Problem to solve
Every entry below must be repeated exactly; skip the pictures.

◆ ◆ ◆ ◆

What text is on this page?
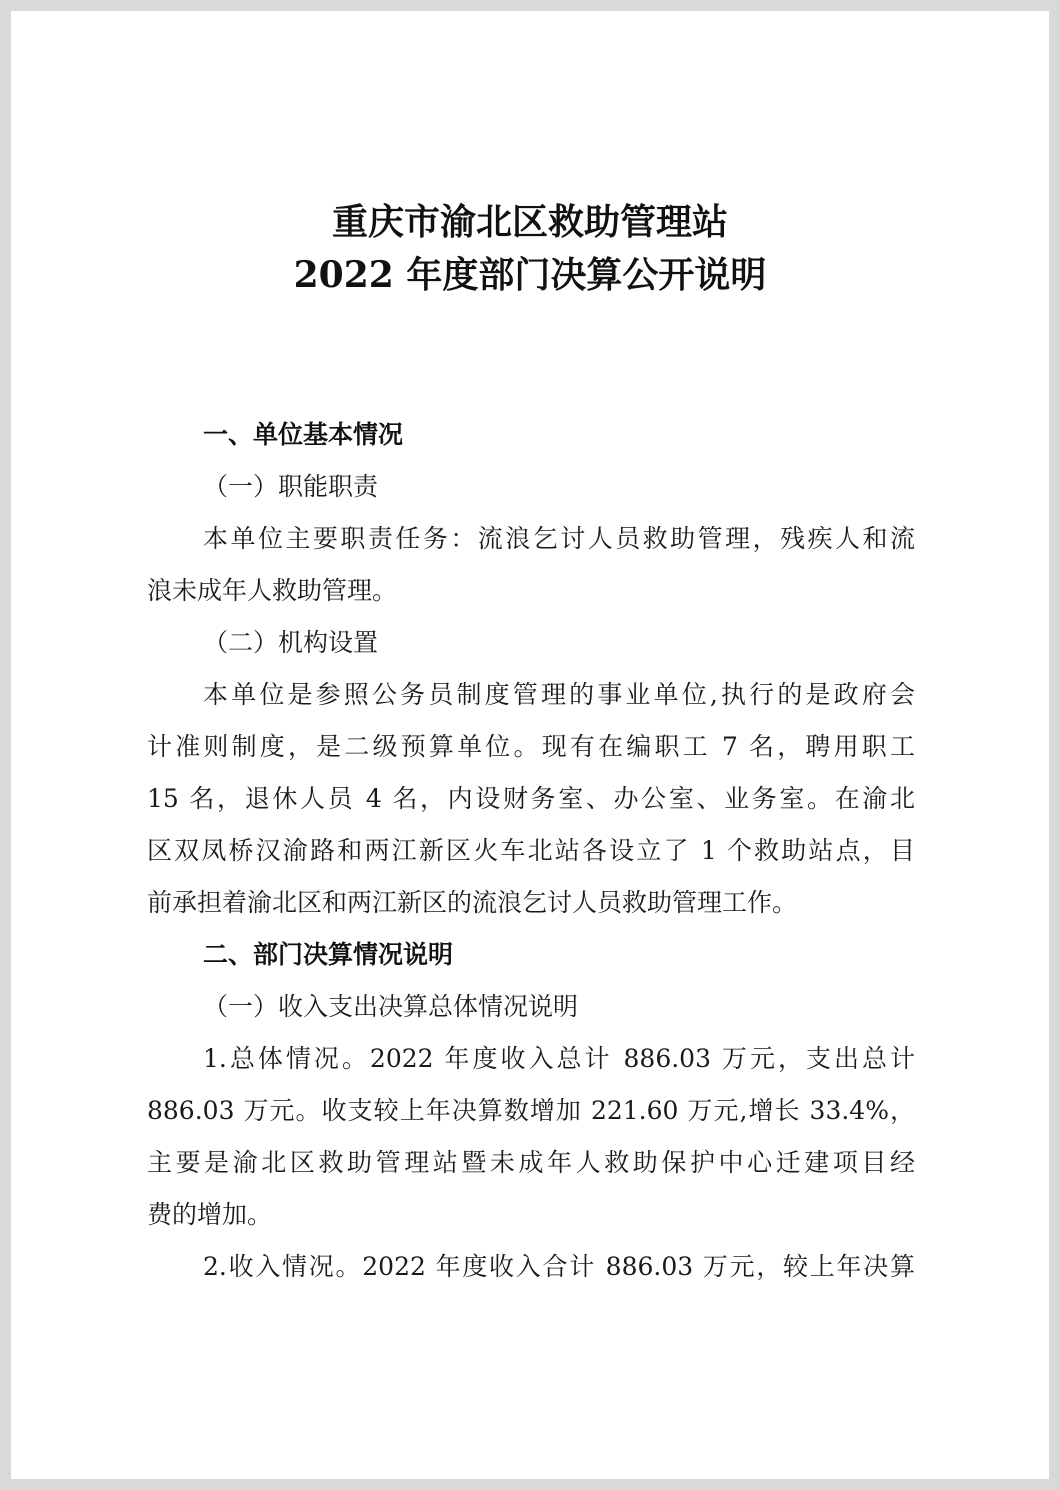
重庆市渝北区救助管理站
2022 年度部门决算公开说明
一、单位基本情况
（一）职能职责
本单位主要职责任务：流浪乞讨人员救助管理，残疾人和流
浪未成年人救助管理。
（二）机构设置
本单位是参照公务员制度管理的事业单位,执行的是政府会
计准则制度，是二级预算单位。现有在编职工 7 名，聘用职工
15 名，退休人员 4 名，内设财务室、办公室、业务室。在渝北
区双凤桥汉渝路和两江新区火车北站各设立了 1 个救助站点，目
前承担着渝北区和两江新区的流浪乞讨人员救助管理工作。
二、部门决算情况说明
（一）收入支出决算总体情况说明
1.总体情况。2022 年度收入总计 886.03 万元，支出总计
886.03 万元。收支较上年决算数增加 221.60 万元,增长 33.4%，
主要是渝北区救助管理站暨未成年人救助保护中心迁建项目经
费的增加。
2.收入情况。2022 年度收入合计 886.03 万元，较上年决算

◆ ◆ ◆ ◆

Problem solution
What text is on this page?
重庆市渝北区救助管理站
2022 年度部门决算公开说明
一、单位基本情况
（一）职能职责
本单位主要职责任务：流浪乞讨人员救助管理，残疾人和流
浪未成年人救助管理。
（二）机构设置
本单位是参照公务员制度管理的事业单位,执行的是政府会
计准则制度，是二级预算单位。现有在编职工 7 名，聘用职工
15 名，退休人员 4 名，内设财务室、办公室、业务室。在渝北
区双凤桥汉渝路和两江新区火车北站各设立了 1 个救助站点，目
前承担着渝北区和两江新区的流浪乞讨人员救助管理工作。
二、部门决算情况说明
（一）收入支出决算总体情况说明
1.总体情况。2022 年度收入总计 886.03 万元，支出总计
886.03 万元。收支较上年决算数增加 221.60 万元,增长 33.4%，
主要是渝北区救助管理站暨未成年人救助保护中心迁建项目经
费的增加。
2.收入情况。2022 年度收入合计 886.03 万元，较上年决算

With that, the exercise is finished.